§ Extracted entries
>> Start

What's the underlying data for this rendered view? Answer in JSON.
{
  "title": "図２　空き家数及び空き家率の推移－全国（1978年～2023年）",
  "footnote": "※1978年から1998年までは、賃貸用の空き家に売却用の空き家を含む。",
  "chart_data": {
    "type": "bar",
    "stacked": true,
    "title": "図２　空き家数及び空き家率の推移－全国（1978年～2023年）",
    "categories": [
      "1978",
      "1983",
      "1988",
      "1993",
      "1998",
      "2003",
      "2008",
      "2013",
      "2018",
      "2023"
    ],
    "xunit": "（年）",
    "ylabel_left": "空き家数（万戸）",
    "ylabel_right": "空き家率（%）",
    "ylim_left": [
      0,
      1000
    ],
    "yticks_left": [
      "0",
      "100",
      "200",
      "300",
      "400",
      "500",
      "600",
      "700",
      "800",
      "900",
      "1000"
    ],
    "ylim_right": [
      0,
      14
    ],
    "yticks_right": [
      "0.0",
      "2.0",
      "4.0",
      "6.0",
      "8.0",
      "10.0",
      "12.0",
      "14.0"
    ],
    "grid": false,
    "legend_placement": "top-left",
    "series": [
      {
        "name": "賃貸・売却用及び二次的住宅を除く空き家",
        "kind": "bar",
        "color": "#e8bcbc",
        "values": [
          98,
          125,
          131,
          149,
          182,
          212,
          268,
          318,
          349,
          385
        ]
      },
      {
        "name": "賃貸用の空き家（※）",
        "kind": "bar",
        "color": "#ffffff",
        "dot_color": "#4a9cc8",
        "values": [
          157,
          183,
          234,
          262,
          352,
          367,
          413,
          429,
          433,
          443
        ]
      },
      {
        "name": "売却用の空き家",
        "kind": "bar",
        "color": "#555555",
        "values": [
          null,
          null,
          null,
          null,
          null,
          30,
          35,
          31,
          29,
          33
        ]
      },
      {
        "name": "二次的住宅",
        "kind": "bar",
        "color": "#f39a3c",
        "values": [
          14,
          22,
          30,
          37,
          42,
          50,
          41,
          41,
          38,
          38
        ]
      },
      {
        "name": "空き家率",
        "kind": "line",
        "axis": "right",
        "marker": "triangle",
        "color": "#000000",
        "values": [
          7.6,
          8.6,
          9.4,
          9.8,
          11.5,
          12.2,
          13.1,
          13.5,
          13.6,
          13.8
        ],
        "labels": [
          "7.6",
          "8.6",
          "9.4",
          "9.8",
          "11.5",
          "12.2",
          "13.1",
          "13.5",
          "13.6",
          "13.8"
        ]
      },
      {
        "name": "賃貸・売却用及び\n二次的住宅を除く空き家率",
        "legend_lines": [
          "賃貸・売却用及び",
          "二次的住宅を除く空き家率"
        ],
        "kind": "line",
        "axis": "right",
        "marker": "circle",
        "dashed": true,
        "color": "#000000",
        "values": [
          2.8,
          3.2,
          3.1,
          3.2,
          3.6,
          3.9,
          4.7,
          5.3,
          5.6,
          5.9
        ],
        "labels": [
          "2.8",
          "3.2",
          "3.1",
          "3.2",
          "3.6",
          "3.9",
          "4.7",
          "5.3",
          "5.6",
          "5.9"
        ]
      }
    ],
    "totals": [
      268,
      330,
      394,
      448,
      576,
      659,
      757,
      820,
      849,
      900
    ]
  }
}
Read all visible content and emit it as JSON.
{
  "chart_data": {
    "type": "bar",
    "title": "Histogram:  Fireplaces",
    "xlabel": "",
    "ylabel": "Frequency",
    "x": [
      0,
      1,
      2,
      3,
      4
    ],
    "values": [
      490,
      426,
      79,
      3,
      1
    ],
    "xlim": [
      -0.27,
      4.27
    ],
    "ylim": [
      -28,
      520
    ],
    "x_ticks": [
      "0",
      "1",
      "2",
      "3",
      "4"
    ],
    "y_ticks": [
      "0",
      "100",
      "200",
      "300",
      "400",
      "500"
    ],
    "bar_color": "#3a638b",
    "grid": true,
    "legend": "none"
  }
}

>> End

§ Stated goal
Write the material out again word for word.

§ Response for this exercise
What's the underlying data for this rendered view? Answer in JSON.
{
  "title": "図２　空き家数及び空き家率の推移－全国（1978年～2023年）",
  "footnote": "※1978年から1998年までは、賃貸用の空き家に売却用の空き家を含む。",
  "chart_data": {
    "type": "bar",
    "stacked": true,
    "title": "図２　空き家数及び空き家率の推移－全国（1978年～2023年）",
    "categories": [
      "1978",
      "1983",
      "1988",
      "1993",
      "1998",
      "2003",
      "2008",
      "2013",
      "2018",
      "2023"
    ],
    "xunit": "（年）",
    "ylabel_left": "空き家数（万戸）",
    "ylabel_right": "空き家率（%）",
    "ylim_left": [
      0,
      1000
    ],
    "yticks_left": [
      "0",
      "100",
      "200",
      "300",
      "400",
      "500",
      "600",
      "700",
      "800",
      "900",
      "1000"
    ],
    "ylim_right": [
      0,
      14
    ],
    "yticks_right": [
      "0.0",
      "2.0",
      "4.0",
      "6.0",
      "8.0",
      "10.0",
      "12.0",
      "14.0"
    ],
    "grid": false,
    "legend_placement": "top-left",
    "series": [
      {
        "name": "賃貸・売却用及び二次的住宅を除く空き家",
        "kind": "bar",
        "color": "#e8bcbc",
        "values": [
          98,
          125,
          131,
          149,
          182,
          212,
          268,
          318,
          349,
          385
        ]
      },
      {
        "name": "賃貸用の空き家（※）",
        "kind": "bar",
        "color": "#ffffff",
        "dot_color": "#4a9cc8",
        "values": [
          157,
          183,
          234,
          262,
          352,
          367,
          413,
          429,
          433,
          443
        ]
      },
      {
        "name": "売却用の空き家",
        "kind": "bar",
        "color": "#555555",
        "values": [
          null,
          null,
          null,
          null,
          null,
          30,
          35,
          31,
          29,
          33
        ]
      },
      {
        "name": "二次的住宅",
        "kind": "bar",
        "color": "#f39a3c",
        "values": [
          14,
          22,
          30,
          37,
          42,
          50,
          41,
          41,
          38,
          38
        ]
      },
      {
        "name": "空き家率",
        "kind": "line",
        "axis": "right",
        "marker": "triangle",
        "color": "#000000",
        "values": [
          7.6,
          8.6,
          9.4,
          9.8,
          11.5,
          12.2,
          13.1,
          13.5,
          13.6,
          13.8
        ],
        "labels": [
          "7.6",
          "8.6",
          "9.4",
          "9.8",
          "11.5",
          "12.2",
          "13.1",
          "13.5",
          "13.6",
          "13.8"
        ]
      },
      {
        "name": "賃貸・売却用及び\n二次的住宅を除く空き家率",
        "legend_lines": [
          "賃貸・売却用及び",
          "二次的住宅を除く空き家率"
        ],
        "kind": "line",
        "axis": "right",
        "marker": "circle",
        "dashed": true,
        "color": "#000000",
        "values": [
          2.8,
          3.2,
          3.1,
          3.2,
          3.6,
          3.9,
          4.7,
          5.3,
          5.6,
          5.9
        ],
        "labels": [
          "2.8",
          "3.2",
          "3.1",
          "3.2",
          "3.6",
          "3.9",
          "4.7",
          "5.3",
          "5.6",
          "5.9"
        ]
      }
    ],
    "totals": [
      268,
      330,
      394,
      448,
      576,
      659,
      757,
      820,
      849,
      900
    ]
  }
}
Read all visible content and emit it as JSON.
{
  "chart_data": {
    "type": "bar",
    "title": "Histogram:  Fireplaces",
    "xlabel": "",
    "ylabel": "Frequency",
    "x": [
      0,
      1,
      2,
      3,
      4
    ],
    "values": [
      490,
      426,
      79,
      3,
      1
    ],
    "xlim": [
      -0.27,
      4.27
    ],
    "ylim": [
      -28,
      520
    ],
    "x_ticks": [
      "0",
      "1",
      "2",
      "3",
      "4"
    ],
    "y_ticks": [
      "0",
      "100",
      "200",
      "300",
      "400",
      "500"
    ],
    "bar_color": "#3a638b",
    "grid": true,
    "legend": "none"
  }
}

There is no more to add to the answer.